_Description of the task:_ Read through the data and report every line in which the word "prolunga" occurs.

Saved entries:
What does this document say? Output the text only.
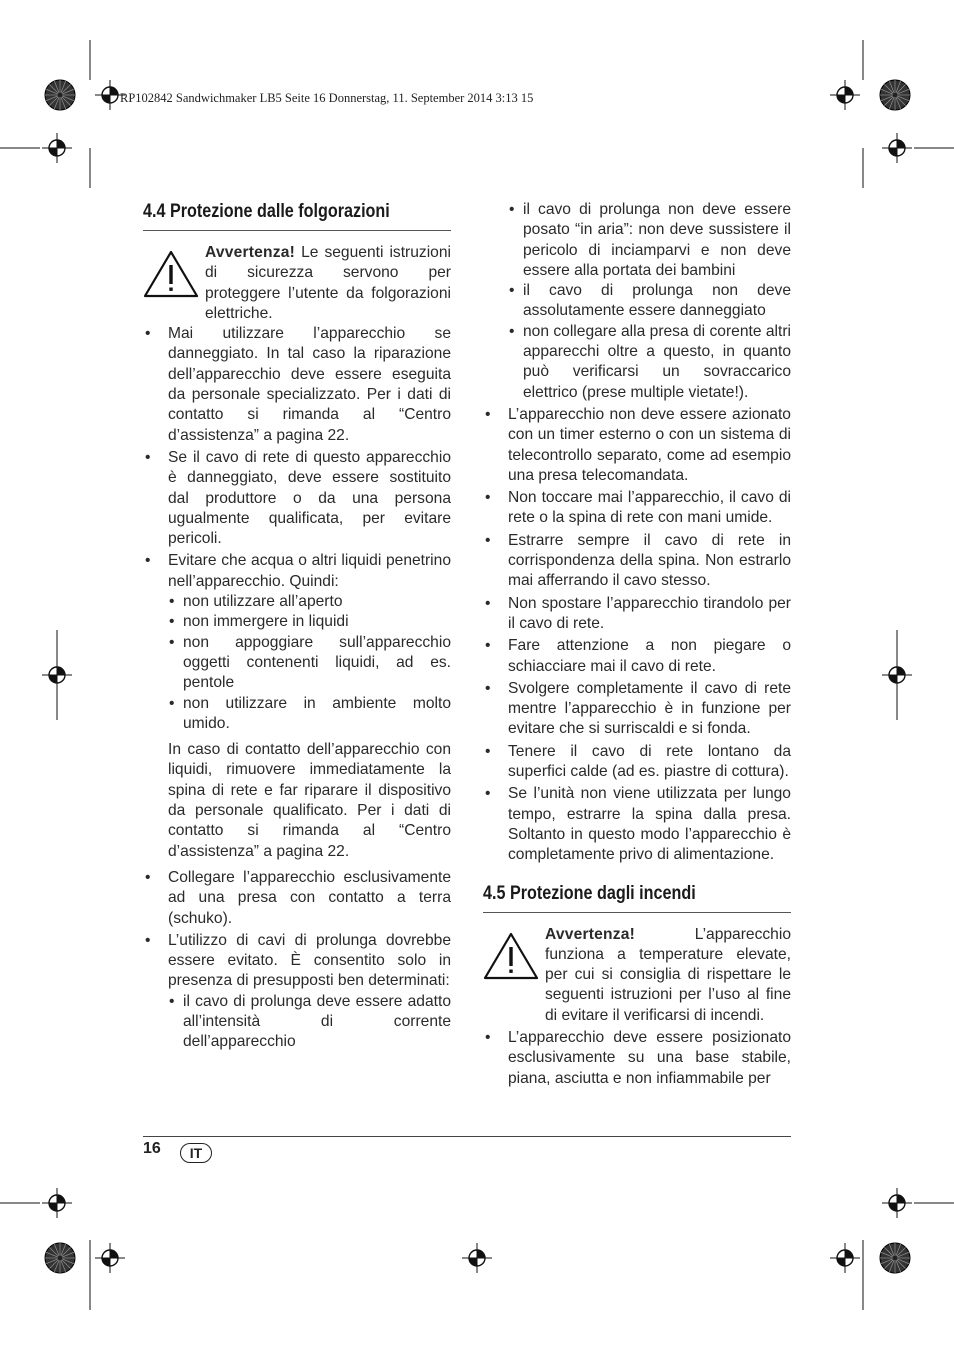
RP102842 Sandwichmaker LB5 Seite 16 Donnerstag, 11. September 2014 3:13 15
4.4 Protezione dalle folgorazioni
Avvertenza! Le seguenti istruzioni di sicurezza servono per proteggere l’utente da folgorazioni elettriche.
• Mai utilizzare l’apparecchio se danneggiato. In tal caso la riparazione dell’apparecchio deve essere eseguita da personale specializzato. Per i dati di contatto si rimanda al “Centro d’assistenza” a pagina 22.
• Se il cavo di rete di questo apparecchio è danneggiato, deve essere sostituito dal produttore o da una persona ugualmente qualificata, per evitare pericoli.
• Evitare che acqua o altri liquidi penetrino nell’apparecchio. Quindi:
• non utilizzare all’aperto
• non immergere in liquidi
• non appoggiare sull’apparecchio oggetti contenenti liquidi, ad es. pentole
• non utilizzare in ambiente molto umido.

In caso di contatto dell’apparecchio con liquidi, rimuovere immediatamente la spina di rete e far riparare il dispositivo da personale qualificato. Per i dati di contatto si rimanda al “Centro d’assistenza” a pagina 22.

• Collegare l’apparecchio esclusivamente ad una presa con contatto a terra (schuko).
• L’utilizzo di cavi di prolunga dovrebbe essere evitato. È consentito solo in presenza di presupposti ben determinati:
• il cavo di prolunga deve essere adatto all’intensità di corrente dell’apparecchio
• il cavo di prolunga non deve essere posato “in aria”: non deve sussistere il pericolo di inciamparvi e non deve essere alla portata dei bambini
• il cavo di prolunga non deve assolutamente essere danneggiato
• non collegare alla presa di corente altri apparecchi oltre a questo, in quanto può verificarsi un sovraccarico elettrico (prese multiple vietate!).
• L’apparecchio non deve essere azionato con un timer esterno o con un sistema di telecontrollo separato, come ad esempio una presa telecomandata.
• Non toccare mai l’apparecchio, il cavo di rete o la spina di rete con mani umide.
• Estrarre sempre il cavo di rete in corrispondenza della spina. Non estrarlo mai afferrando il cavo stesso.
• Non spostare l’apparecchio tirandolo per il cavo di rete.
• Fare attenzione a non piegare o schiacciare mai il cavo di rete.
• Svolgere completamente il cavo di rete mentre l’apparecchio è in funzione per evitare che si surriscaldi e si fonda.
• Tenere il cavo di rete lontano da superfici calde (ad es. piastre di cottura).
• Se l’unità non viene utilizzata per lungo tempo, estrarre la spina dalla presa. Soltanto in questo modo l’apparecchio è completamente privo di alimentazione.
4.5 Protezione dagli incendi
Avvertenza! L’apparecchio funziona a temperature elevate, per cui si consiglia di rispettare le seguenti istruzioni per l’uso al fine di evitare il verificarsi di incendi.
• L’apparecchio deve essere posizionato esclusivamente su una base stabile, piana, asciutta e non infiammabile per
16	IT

_Solution to this exercise:_
• L’utilizzo di cavi di prolunga dovrebbe essere evitato. È consentito solo in presenza di presupposti ben determinati:
• il cavo di prolunga deve essere adatto all’intensità di corrente dell’apparecchio
• il cavo di prolunga non deve essere posato “in aria”: non deve sussistere il pericolo di inciamparvi e non deve essere alla portata dei bambini
• il cavo di prolunga non deve assolutamente essere danneggiato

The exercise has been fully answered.